### Task instructions:
Pull out every line containing the string "this".
▬▬▬
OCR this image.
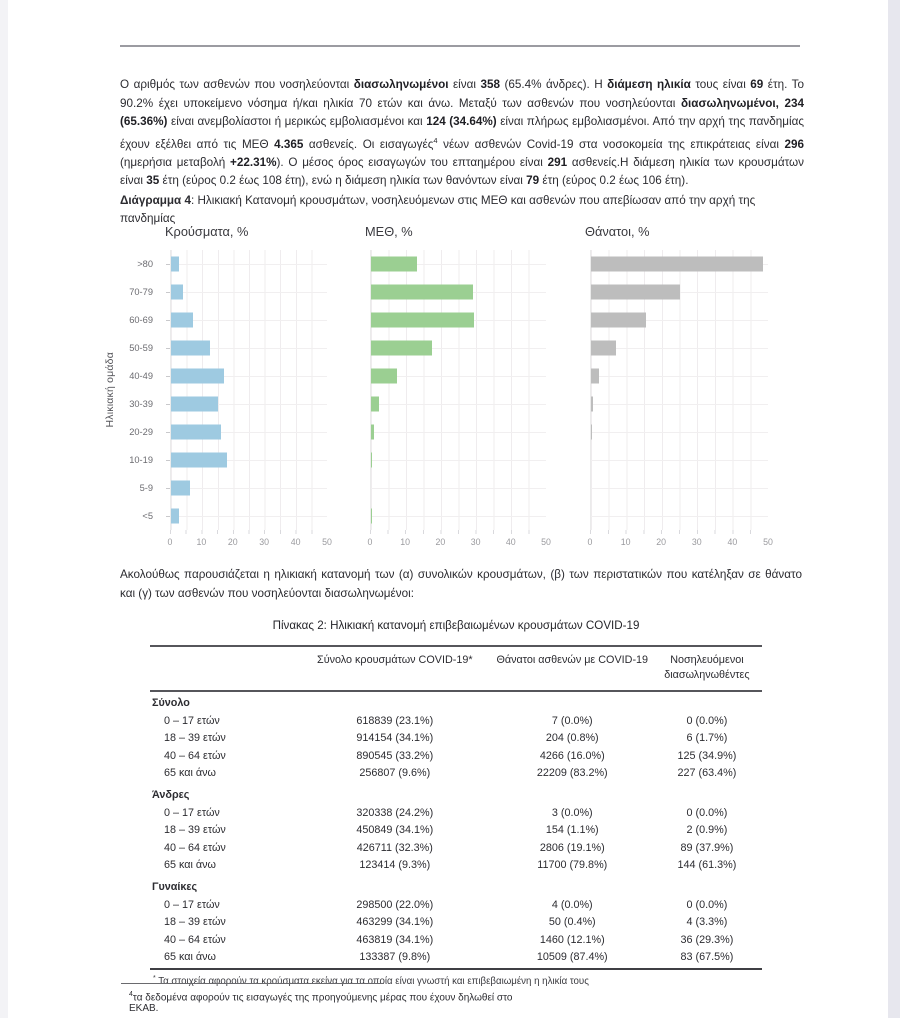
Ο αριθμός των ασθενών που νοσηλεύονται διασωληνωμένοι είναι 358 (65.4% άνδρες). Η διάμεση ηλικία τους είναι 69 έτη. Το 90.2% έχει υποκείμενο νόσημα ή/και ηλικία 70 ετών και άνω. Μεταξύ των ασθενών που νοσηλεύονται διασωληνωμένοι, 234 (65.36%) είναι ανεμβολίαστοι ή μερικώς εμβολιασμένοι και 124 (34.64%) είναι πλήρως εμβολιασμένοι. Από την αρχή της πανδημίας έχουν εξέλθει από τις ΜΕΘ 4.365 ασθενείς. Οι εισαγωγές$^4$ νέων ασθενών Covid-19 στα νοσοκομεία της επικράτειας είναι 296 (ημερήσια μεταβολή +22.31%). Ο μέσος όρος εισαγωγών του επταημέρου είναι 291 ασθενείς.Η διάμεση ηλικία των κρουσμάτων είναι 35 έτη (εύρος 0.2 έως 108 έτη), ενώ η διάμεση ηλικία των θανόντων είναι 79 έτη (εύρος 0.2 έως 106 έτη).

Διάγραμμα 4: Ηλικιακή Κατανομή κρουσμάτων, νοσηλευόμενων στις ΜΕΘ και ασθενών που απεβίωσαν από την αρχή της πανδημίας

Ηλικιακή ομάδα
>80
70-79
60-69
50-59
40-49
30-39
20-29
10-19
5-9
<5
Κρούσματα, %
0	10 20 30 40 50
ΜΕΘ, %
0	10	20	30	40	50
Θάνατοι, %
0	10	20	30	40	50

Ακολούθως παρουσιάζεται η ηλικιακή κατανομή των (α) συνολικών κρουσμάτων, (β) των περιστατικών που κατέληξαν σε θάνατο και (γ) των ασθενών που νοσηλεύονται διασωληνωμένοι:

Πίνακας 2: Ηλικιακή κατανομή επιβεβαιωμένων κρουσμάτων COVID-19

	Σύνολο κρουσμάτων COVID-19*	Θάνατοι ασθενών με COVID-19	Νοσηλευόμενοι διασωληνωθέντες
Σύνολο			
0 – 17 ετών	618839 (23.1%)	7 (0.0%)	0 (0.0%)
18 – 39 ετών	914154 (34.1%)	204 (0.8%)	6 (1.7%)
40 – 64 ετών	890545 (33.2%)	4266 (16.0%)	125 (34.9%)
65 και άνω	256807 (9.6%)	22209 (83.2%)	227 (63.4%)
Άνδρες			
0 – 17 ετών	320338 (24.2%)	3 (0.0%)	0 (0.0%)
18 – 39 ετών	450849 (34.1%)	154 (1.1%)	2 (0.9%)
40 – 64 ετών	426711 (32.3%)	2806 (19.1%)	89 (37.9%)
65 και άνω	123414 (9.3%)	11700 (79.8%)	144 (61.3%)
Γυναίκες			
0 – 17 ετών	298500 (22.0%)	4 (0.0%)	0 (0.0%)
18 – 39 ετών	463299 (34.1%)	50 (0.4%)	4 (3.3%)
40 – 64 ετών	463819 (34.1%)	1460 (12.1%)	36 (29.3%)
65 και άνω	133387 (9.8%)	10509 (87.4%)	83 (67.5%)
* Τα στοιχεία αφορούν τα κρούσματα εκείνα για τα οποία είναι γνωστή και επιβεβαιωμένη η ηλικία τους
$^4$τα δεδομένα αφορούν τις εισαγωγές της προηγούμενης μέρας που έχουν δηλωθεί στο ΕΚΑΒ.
▬▬▬
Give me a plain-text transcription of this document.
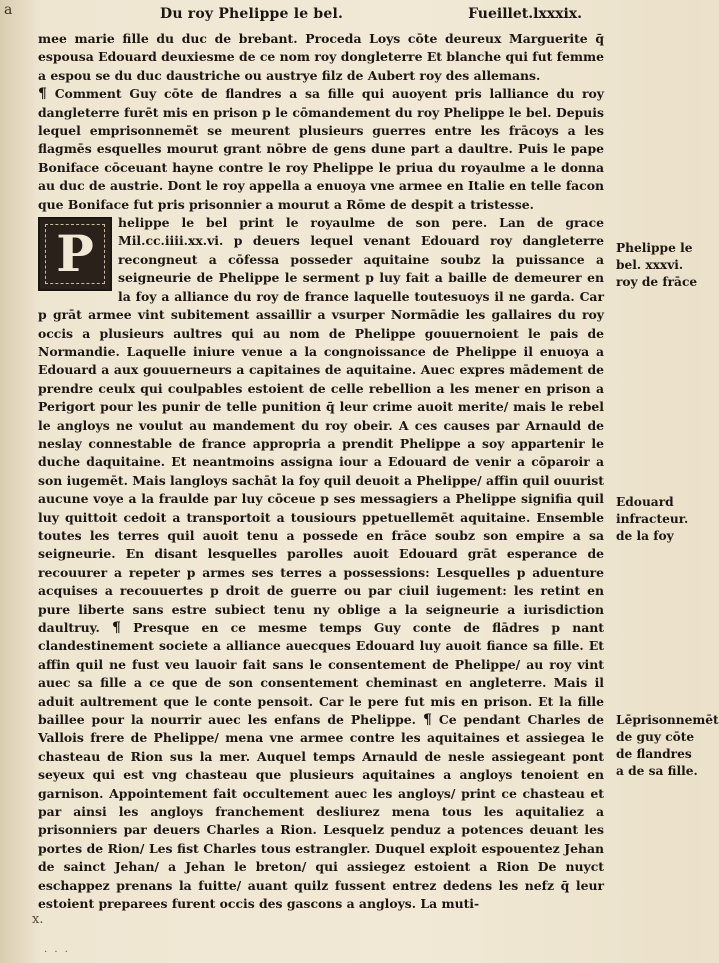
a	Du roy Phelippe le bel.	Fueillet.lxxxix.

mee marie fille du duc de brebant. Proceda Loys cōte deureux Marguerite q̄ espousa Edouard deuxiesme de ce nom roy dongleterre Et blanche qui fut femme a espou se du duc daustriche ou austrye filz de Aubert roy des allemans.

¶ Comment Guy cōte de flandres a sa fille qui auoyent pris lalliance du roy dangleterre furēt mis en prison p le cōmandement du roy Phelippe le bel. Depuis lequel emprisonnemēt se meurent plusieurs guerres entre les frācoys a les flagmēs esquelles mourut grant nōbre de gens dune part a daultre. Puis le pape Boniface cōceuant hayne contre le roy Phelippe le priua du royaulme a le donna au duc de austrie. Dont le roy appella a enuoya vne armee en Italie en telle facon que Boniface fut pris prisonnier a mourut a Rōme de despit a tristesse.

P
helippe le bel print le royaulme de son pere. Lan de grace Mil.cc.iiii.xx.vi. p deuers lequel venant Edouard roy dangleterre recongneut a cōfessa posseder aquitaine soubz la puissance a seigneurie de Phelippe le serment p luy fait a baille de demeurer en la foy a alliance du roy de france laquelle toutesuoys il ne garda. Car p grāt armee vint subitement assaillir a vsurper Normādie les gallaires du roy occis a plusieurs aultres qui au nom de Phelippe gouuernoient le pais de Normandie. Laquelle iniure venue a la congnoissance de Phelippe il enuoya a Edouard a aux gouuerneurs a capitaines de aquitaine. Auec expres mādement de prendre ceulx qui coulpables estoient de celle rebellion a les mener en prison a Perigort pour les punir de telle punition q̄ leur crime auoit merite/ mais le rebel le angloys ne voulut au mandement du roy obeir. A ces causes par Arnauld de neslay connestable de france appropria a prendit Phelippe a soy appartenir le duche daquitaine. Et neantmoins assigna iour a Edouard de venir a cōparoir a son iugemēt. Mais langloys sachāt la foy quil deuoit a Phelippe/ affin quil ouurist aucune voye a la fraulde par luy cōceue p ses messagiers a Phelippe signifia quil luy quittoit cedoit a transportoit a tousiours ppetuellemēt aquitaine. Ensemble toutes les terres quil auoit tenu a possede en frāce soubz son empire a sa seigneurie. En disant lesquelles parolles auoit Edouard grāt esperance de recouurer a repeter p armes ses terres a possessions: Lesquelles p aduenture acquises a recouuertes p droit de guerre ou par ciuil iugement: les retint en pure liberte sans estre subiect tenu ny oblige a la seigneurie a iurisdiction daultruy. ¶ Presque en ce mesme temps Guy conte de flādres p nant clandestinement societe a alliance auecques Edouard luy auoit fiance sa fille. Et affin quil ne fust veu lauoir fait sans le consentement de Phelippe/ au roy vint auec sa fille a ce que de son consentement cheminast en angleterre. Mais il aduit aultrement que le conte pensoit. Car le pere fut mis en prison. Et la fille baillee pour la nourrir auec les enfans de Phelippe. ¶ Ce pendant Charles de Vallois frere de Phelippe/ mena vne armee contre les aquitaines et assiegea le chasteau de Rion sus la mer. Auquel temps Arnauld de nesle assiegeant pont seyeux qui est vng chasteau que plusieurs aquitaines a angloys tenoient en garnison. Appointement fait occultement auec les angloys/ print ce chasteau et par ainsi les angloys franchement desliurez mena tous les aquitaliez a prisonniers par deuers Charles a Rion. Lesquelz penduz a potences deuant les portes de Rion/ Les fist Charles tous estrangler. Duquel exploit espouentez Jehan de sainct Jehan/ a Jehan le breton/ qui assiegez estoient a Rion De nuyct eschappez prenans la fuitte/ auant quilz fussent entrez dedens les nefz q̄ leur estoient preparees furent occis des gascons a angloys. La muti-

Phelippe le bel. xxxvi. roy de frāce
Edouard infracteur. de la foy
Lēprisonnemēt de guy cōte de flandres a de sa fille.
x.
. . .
▬▬▬
### Reply to the exercise:
OCR this image.
Give me a plain-text transcription of this document.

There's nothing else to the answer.